# TASK PROMPT
Reproduce the passage of the earnings call transcript from "Unidentified Analyst" up to and including "One. Please go ahead with your question.", swapping "snowfall" for "snowstorm".

# TEXT SHOWN
........

Unidentified Analyst
I appreciate it. Thank you. Jeffrey L. Ventura: Thank you. Ray N. Walker, Jr.: By the way a little color, we’re sitting here looking at the window in Fort Worth and it’s an intense snowfall. It’s extremely rare for those of you that don’t know Fort Worth, it’s very beautiful. Next question?
Operator
Our next question comes from the line of Holly Stewart of Howard Weil. Please go ahead with your question. Jeffrey L. Ventura: Hello?
Operator
I'm sorry. Our next question comes from the line of Phillips Johnston with Capital One. Please go ahead with your question.
Phillips Johnston
Hey, guys thanks. In your prepared remarks you've referenced sequential production growth throughout this year and I'm wondering how the quarterly progression of that growth is expected to look like in the second, third and fourth quarter. Is it expected to be fairly smooth at close to a 5% sequential per quarter growth rate or would you expect some lumpiness in the progression? Jeffrey L. Ventura: Yeah, Phillips, it's a great question, and I think it's -- we still feel very comfortable with the 20% growth for the capital that we said. We have given you the first quarter guidance. So by definition it’s kind of backend loaded. I think if you look at the company historically it's looked that way for the last decade. So I would just look at the last few years and model it that way.

........

(Layout dataset entries)
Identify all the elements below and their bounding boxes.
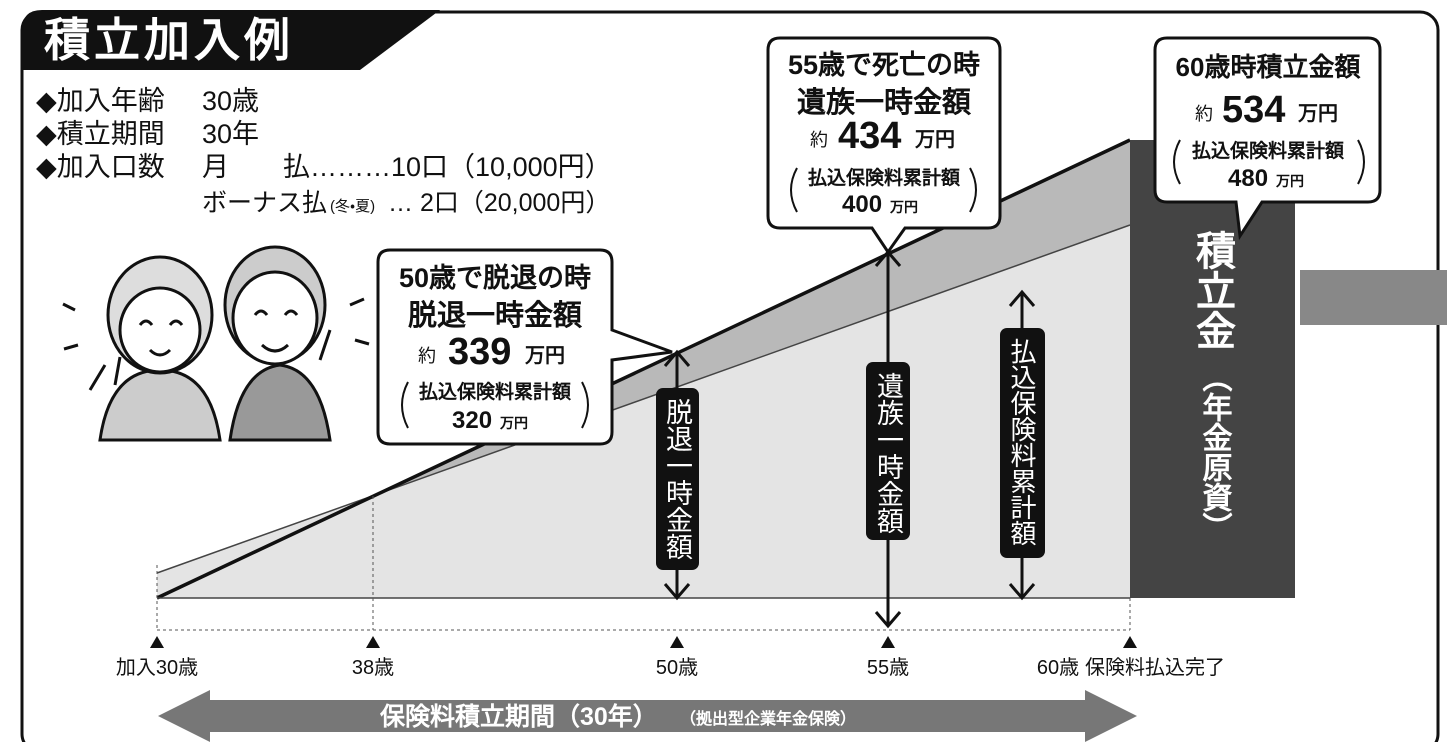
- side-bar: [1300, 270, 1447, 325]
- callout-prefix: 約: [810, 130, 828, 150]
- condition-value: 30年: [202, 119, 259, 149]
- title: 積立加入例: [44, 14, 294, 66]
- callout-unit: 万円: [1297, 103, 1338, 125]
- callout-premium-unit: 万円: [1275, 173, 1304, 189]
- timeline-label: 55歳: [867, 656, 909, 679]
- callout-premium-unit: 万円: [889, 199, 918, 215]
- callout-premium-amount: 320: [452, 407, 492, 434]
- period-label: 保険料積立期間（30年）: [379, 702, 658, 731]
- callout-premium-amount: 400: [842, 191, 882, 218]
- callout-premium-amount: 480: [1228, 165, 1268, 192]
- condition-label: ◆加入口数: [36, 152, 165, 182]
- callout-prefix: 約: [1195, 104, 1213, 124]
- callout-amount: 339: [448, 331, 511, 373]
- callout-premium-label: 払込保険料累計額: [808, 166, 961, 189]
- timeline-label: 60歳: [1037, 656, 1079, 679]
- timeline-label: 50歳: [656, 656, 698, 679]
- bonus-note: (冬・夏): [330, 198, 375, 215]
- arrow-label: 脱退一時金額: [662, 398, 693, 560]
- callout-amount: 534: [1222, 89, 1285, 131]
- fund-note: （年金原資）: [1198, 362, 1233, 542]
- condition-value: 30歳: [202, 86, 259, 116]
- condition-value: 月 払………10口（10,000円）: [202, 152, 612, 182]
- callout-unit: 万円: [914, 129, 955, 151]
- diagram: 積立加入例 ◆加入年齢 30歳 ◆積立期間 30年 ◆加入口数 月 払………10…: [0, 0, 1447, 742]
- arrow-label: 払込保険料累計額: [1007, 338, 1037, 546]
- callout-unit: 万円: [524, 345, 565, 367]
- callout-premium-unit: 万円: [499, 415, 528, 431]
- timeline-label: 加入30歳: [116, 656, 198, 679]
- callout-heading: 55歳で死亡の時: [788, 50, 980, 80]
- callout-amount: 434: [838, 115, 901, 157]
- arrow-label: 遺族一時金額: [873, 372, 904, 534]
- callout-prefix: 約: [418, 346, 436, 366]
- timeline-label: 保険料払込完了: [1085, 656, 1225, 679]
- callout-premium-label: 払込保険料累計額: [1192, 139, 1345, 162]
- callout-heading: 60歳時積立金額: [1176, 52, 1362, 82]
- timeline-label: 38歳: [352, 656, 394, 679]
- fund-label: 積立金: [1190, 230, 1236, 350]
- bonus-label: ボーナス払: [202, 189, 327, 217]
- condition-label: ◆加入年齢: [36, 86, 165, 116]
- bonus-value: … 2口（20,000円）: [388, 189, 610, 217]
- callout-name: 脱退一時金額: [408, 299, 583, 332]
- period-note: （拠出型企業年金保険）: [680, 709, 856, 728]
- callout-heading: 50歳で脱退の時: [399, 263, 591, 293]
- condition-label: ◆積立期間: [36, 119, 165, 149]
- callout-premium-label: 払込保険料累計額: [419, 380, 572, 403]
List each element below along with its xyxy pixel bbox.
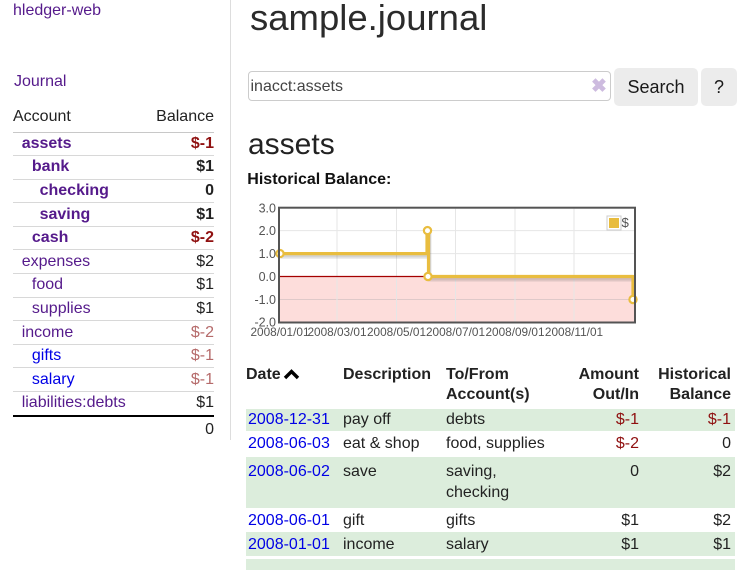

........

# RESPONSE TO THE TASK
Unidentified Analyst
I appreciate it. Thank you. Jeffrey L. Ventura: Thank you. Ray N. Walker, Jr.: By the way a little color, we’re sitting here looking at the window in Fort Worth and it’s an intense snowstorm. It’s extremely rare for those of you that don’t know Fort Worth, it’s very beautiful. Next question?
Operator
Our next question comes from the line of Holly Stewart of Howard Weil. Please go ahead with your question. Jeffrey L. Ventura: Hello?
Operator
I'm sorry. Our next question comes from the line of Phillips Johnston with Capital One. Please go ahead with your question.